* _Task details_: Read through the data and report every line in which the word "JSON" occurs.

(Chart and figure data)
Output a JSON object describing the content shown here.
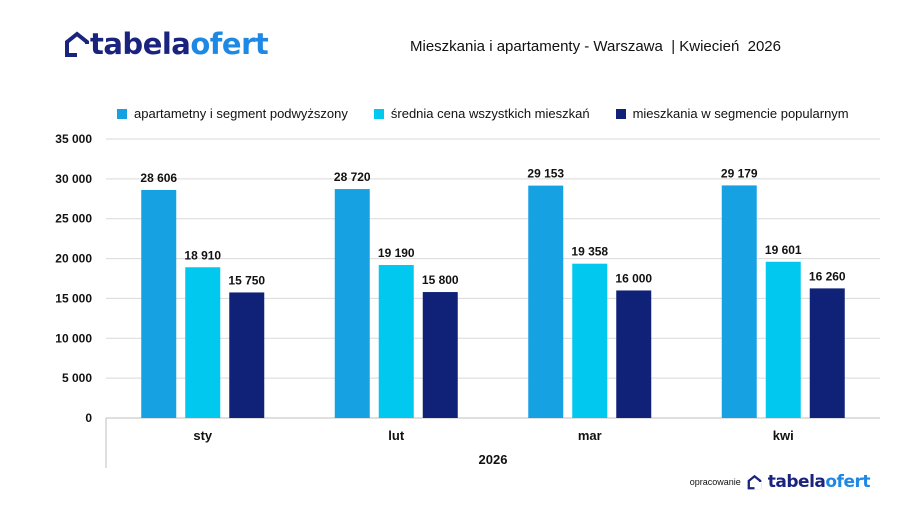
{
  "logo": {
    "part1": "tabela",
    "part2": "ofert"
  },
  "header": {
    "title": "Mieszkania i apartamenty - Warszawa  | Kwiecień  2026"
  },
  "footer": {
    "note": "opracowanie"
  },
  "colors": {
    "brand_dark": "#1a237e",
    "brand_blue": "#1e88e5",
    "grid": "#d9d9d9"
  },
  "chart_data": {
    "type": "bar",
    "title": "Mieszkania i apartamenty - Warszawa  | Kwiecień  2026",
    "categories": [
      "sty",
      "lut",
      "mar",
      "kwi"
    ],
    "x_group_label": "2026",
    "xlabel": "",
    "ylabel": "",
    "ylim": [
      0,
      35000
    ],
    "yticks": [
      0,
      5000,
      10000,
      15000,
      20000,
      25000,
      30000,
      35000
    ],
    "ytick_labels": [
      "0",
      "5 000",
      "10 000",
      "15 000",
      "20 000",
      "25 000",
      "30 000",
      "35 000"
    ],
    "grid": true,
    "legend_position": "top",
    "series": [
      {
        "name": "apartametny i segment podwyższony",
        "color": "#16a1e3",
        "values": [
          28606,
          28720,
          29153,
          29179
        ],
        "labels": [
          "28 606",
          "28 720",
          "29 153",
          "29 179"
        ]
      },
      {
        "name": "średnia cena wszystkich mieszkań",
        "color": "#00c8ee",
        "values": [
          18910,
          19190,
          19358,
          19601
        ],
        "labels": [
          "18 910",
          "19 190",
          "19 358",
          "19 601"
        ]
      },
      {
        "name": "mieszkania w segmencie popularnym",
        "color": "#0f2278",
        "values": [
          15750,
          15800,
          16000,
          16260
        ],
        "labels": [
          "15 750",
          "15 800",
          "16 000",
          "16 260"
        ]
      }
    ]
  }
}
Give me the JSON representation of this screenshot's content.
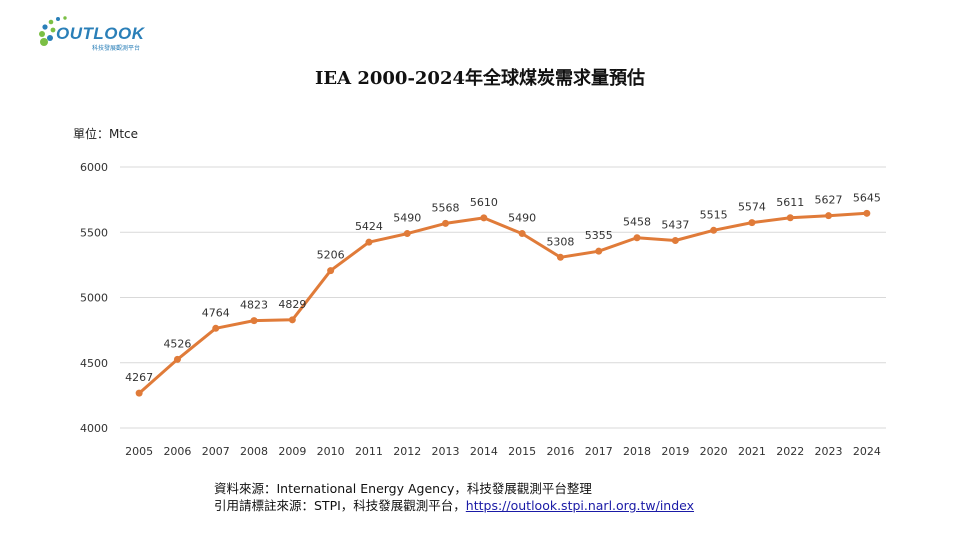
{
  "logo": {
    "brand": "OUTLOOK",
    "sub": "科技發展觀測平台"
  },
  "title": "IEA 2000-2024年全球煤炭需求量預估",
  "unit_label": "單位：Mtce",
  "source": {
    "line1": "資料來源：International Energy Agency，科技發展觀測平台整理",
    "line2_prefix": "引用請標註來源：STPI，科技發展觀測平台，",
    "line2_link": "https://outlook.stpi.narl.org.tw/index"
  },
  "colors": {
    "line": "#e07b39",
    "grid": "#d9d9d9",
    "logo": "#2a7fb8",
    "logo_dot": "#7bbf45"
  },
  "chart_data": {
    "type": "line",
    "title": "IEA 2000-2024年全球煤炭需求量預估",
    "ylabel": "單位：Mtce",
    "xlabel": "",
    "x": [
      "2005",
      "2006",
      "2007",
      "2008",
      "2009",
      "2010",
      "2011",
      "2012",
      "2013",
      "2014",
      "2015",
      "2016",
      "2017",
      "2018",
      "2019",
      "2020",
      "2021",
      "2022",
      "2023",
      "2024"
    ],
    "series": [
      {
        "values": [
          4267,
          4526,
          4764,
          4823,
          4829,
          5206,
          5424,
          5490,
          5568,
          5610,
          5490,
          5308,
          5355,
          5458,
          5437,
          5515,
          5574,
          5611,
          5627,
          5645
        ]
      }
    ],
    "ylim": [
      4000,
      6000
    ],
    "yticks": [
      4000,
      4500,
      5000,
      5500,
      6000
    ],
    "grid": true,
    "data_labels": true
  }
}
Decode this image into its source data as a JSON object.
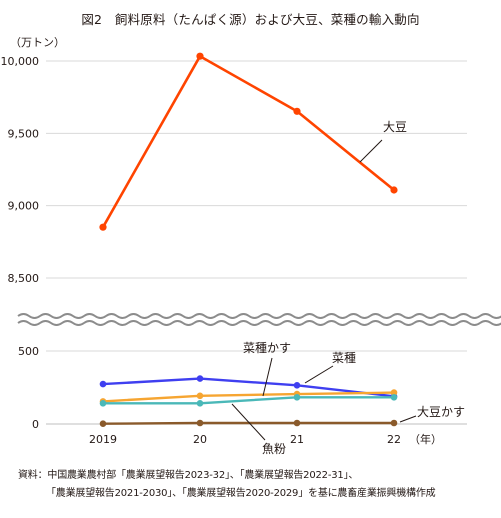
{
  "title": "図2　飼料原料（たんぱく源）および大豆、菜種の輸入動向",
  "unit_label": "（万トン）",
  "source_line1": "資料：中国農業農村部「農業展望報告2023-32」、「農業展望報告2022-31」、",
  "source_line2": "「農業展望報告2021-2030」、「農業展望報告2020-2029」を基に農畜産業振興機構作成",
  "chart_data": {
    "type": "line",
    "x_categories": [
      "2019",
      "20",
      "21",
      "22"
    ],
    "x_unit": "（年）",
    "axis_break": true,
    "y_upper": {
      "ylim": [
        8500,
        10000
      ],
      "ticks": [
        "8,500",
        "9,000",
        "9,500",
        "10,000"
      ],
      "tick_values": [
        8500,
        9000,
        9500,
        10000
      ]
    },
    "y_lower": {
      "ylim": [
        0,
        500
      ],
      "ticks": [
        "0",
        "500"
      ],
      "tick_values": [
        0,
        500
      ]
    },
    "grid": true,
    "series": [
      {
        "name": "大豆",
        "color": "#ff4400",
        "panel": "upper",
        "values": [
          8851,
          10033,
          9652,
          9108
        ]
      },
      {
        "name": "菜種かす",
        "color": "#3f3ff0",
        "panel": "lower",
        "values": [
          273,
          311,
          265,
          190
        ]
      },
      {
        "name": "菜種",
        "color": "#f6a531",
        "panel": "lower",
        "values": [
          155,
          193,
          205,
          215
        ]
      },
      {
        "name": "魚粉",
        "color": "#4ab8b8",
        "panel": "lower",
        "values": [
          142,
          142,
          183,
          183
        ]
      },
      {
        "name": "大豆かす",
        "color": "#8a5a2b",
        "panel": "lower",
        "values": [
          2,
          7,
          7,
          7
        ]
      }
    ]
  }
}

* _Exercise solution_:
Output a JSON object describing the content shown here.
Give me the JSON representation of this screenshot's content.
Decode this image into its source data as a JSON object.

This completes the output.